— Given request —
Take down each entry exactly as written.

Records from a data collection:
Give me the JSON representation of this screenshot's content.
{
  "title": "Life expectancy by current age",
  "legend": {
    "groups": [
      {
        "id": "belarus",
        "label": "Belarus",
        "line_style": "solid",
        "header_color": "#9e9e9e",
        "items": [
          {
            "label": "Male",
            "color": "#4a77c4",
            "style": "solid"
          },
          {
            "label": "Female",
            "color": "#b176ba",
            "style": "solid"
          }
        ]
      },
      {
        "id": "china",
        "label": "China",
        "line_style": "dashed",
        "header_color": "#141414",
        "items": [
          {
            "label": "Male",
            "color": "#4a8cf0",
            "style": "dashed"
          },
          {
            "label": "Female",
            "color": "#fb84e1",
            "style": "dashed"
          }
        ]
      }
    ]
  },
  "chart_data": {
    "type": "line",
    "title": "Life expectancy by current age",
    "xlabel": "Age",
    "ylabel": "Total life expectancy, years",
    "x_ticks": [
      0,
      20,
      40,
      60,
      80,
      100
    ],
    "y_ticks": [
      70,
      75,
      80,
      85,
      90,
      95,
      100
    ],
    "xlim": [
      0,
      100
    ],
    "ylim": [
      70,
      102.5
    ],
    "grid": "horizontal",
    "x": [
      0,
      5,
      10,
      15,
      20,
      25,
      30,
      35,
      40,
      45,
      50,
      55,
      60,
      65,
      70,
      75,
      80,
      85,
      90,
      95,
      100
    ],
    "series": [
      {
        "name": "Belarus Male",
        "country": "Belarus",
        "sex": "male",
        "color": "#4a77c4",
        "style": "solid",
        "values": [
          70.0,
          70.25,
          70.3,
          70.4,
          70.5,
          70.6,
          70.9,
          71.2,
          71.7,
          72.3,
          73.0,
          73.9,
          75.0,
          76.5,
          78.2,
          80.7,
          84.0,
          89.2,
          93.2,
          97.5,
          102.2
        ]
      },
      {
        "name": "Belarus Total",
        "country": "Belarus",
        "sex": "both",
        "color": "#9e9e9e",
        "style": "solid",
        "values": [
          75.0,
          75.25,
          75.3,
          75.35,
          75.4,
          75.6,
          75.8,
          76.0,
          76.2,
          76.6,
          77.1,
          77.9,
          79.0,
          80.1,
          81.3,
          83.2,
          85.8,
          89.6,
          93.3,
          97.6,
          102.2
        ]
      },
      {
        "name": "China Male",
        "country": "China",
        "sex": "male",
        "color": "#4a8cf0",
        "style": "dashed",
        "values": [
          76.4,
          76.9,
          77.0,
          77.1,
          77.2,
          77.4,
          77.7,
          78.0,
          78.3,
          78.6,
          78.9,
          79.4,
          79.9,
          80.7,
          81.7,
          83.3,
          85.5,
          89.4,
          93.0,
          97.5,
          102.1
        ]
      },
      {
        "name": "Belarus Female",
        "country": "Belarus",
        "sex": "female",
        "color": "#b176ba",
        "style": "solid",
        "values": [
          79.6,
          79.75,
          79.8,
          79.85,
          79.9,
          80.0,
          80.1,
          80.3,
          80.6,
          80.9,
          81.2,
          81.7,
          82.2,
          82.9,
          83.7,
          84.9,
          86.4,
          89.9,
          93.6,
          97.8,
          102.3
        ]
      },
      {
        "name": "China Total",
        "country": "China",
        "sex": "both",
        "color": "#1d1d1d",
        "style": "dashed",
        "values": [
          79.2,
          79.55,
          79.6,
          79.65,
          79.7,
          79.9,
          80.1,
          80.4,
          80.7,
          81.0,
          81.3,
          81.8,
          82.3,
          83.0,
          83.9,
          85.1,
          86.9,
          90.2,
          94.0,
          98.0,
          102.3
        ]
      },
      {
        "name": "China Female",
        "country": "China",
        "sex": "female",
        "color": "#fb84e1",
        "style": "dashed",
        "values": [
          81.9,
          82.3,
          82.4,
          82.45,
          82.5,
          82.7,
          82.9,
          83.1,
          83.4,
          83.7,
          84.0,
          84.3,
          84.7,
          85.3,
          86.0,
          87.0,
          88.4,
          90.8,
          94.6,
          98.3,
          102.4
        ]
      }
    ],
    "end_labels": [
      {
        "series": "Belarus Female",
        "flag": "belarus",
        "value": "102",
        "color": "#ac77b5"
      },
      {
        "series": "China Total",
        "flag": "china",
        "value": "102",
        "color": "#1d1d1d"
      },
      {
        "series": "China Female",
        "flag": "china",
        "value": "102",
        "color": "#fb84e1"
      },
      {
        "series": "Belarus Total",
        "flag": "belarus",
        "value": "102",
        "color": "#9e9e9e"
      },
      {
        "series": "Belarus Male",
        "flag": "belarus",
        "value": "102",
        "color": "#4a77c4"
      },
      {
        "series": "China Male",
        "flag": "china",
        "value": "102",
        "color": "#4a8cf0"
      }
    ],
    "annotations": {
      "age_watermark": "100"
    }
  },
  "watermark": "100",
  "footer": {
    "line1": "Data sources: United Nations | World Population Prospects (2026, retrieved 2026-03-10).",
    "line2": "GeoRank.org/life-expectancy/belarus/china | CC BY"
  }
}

— Finished answer —
Give me the JSON representation of this screenshot's content.
{
  "title": "Life expectancy by current age",
  "legend": {
    "groups": [
      {
        "id": "belarus",
        "label": "Belarus",
        "line_style": "solid",
        "header_color": "#9e9e9e",
        "items": [
          {
            "label": "Male",
            "color": "#4a77c4",
            "style": "solid"
          },
          {
            "label": "Female",
            "color": "#b176ba",
            "style": "solid"
          }
        ]
      },
      {
        "id": "china",
        "label": "China",
        "line_style": "dashed",
        "header_color": "#141414",
        "items": [
          {
            "label": "Male",
            "color": "#4a8cf0",
            "style": "dashed"
          },
          {
            "label": "Female",
            "color": "#fb84e1",
            "style": "dashed"
          }
        ]
      }
    ]
  },
  "chart_data": {
    "type": "line",
    "title": "Life expectancy by current age",
    "xlabel": "Age",
    "ylabel": "Total life expectancy, years",
    "x_ticks": [
      0,
      20,
      40,
      60,
      80,
      100
    ],
    "y_ticks": [
      70,
      75,
      80,
      85,
      90,
      95,
      100
    ],
    "xlim": [
      0,
      100
    ],
    "ylim": [
      70,
      102.5
    ],
    "grid": "horizontal",
    "x": [
      0,
      5,
      10,
      15,
      20,
      25,
      30,
      35,
      40,
      45,
      50,
      55,
      60,
      65,
      70,
      75,
      80,
      85,
      90,
      95,
      100
    ],
    "series": [
      {
        "name": "Belarus Male",
        "country": "Belarus",
        "sex": "male",
        "color": "#4a77c4",
        "style": "solid",
        "values": [
          70.0,
          70.25,
          70.3,
          70.4,
          70.5,
          70.6,
          70.9,
          71.2,
          71.7,
          72.3,
          73.0,
          73.9,
          75.0,
          76.5,
          78.2,
          80.7,
          84.0,
          89.2,
          93.2,
          97.5,
          102.2
        ]
      },
      {
        "name": "Belarus Total",
        "country": "Belarus",
        "sex": "both",
        "color": "#9e9e9e",
        "style": "solid",
        "values": [
          75.0,
          75.25,
          75.3,
          75.35,
          75.4,
          75.6,
          75.8,
          76.0,
          76.2,
          76.6,
          77.1,
          77.9,
          79.0,
          80.1,
          81.3,
          83.2,
          85.8,
          89.6,
          93.3,
          97.6,
          102.2
        ]
      },
      {
        "name": "China Male",
        "country": "China",
        "sex": "male",
        "color": "#4a8cf0",
        "style": "dashed",
        "values": [
          76.4,
          76.9,
          77.0,
          77.1,
          77.2,
          77.4,
          77.7,
          78.0,
          78.3,
          78.6,
          78.9,
          79.4,
          79.9,
          80.7,
          81.7,
          83.3,
          85.5,
          89.4,
          93.0,
          97.5,
          102.1
        ]
      },
      {
        "name": "Belarus Female",
        "country": "Belarus",
        "sex": "female",
        "color": "#b176ba",
        "style": "solid",
        "values": [
          79.6,
          79.75,
          79.8,
          79.85,
          79.9,
          80.0,
          80.1,
          80.3,
          80.6,
          80.9,
          81.2,
          81.7,
          82.2,
          82.9,
          83.7,
          84.9,
          86.4,
          89.9,
          93.6,
          97.8,
          102.3
        ]
      },
      {
        "name": "China Total",
        "country": "China",
        "sex": "both",
        "color": "#1d1d1d",
        "style": "dashed",
        "values": [
          79.2,
          79.55,
          79.6,
          79.65,
          79.7,
          79.9,
          80.1,
          80.4,
          80.7,
          81.0,
          81.3,
          81.8,
          82.3,
          83.0,
          83.9,
          85.1,
          86.9,
          90.2,
          94.0,
          98.0,
          102.3
        ]
      },
      {
        "name": "China Female",
        "country": "China",
        "sex": "female",
        "color": "#fb84e1",
        "style": "dashed",
        "values": [
          81.9,
          82.3,
          82.4,
          82.45,
          82.5,
          82.7,
          82.9,
          83.1,
          83.4,
          83.7,
          84.0,
          84.3,
          84.7,
          85.3,
          86.0,
          87.0,
          88.4,
          90.8,
          94.6,
          98.3,
          102.4
        ]
      }
    ],
    "end_labels": [
      {
        "series": "Belarus Female",
        "flag": "belarus",
        "value": "102",
        "color": "#ac77b5"
      },
      {
        "series": "China Total",
        "flag": "china",
        "value": "102",
        "color": "#1d1d1d"
      },
      {
        "series": "China Female",
        "flag": "china",
        "value": "102",
        "color": "#fb84e1"
      },
      {
        "series": "Belarus Total",
        "flag": "belarus",
        "value": "102",
        "color": "#9e9e9e"
      },
      {
        "series": "Belarus Male",
        "flag": "belarus",
        "value": "102",
        "color": "#4a77c4"
      },
      {
        "series": "China Male",
        "flag": "china",
        "value": "102",
        "color": "#4a8cf0"
      }
    ],
    "annotations": {
      "age_watermark": "100"
    }
  },
  "watermark": "100",
  "footer": {
    "line1": "Data sources: United Nations | World Population Prospects (2026, retrieved 2026-03-10).",
    "line2": "GeoRank.org/life-expectancy/belarus/china | CC BY"
  }
}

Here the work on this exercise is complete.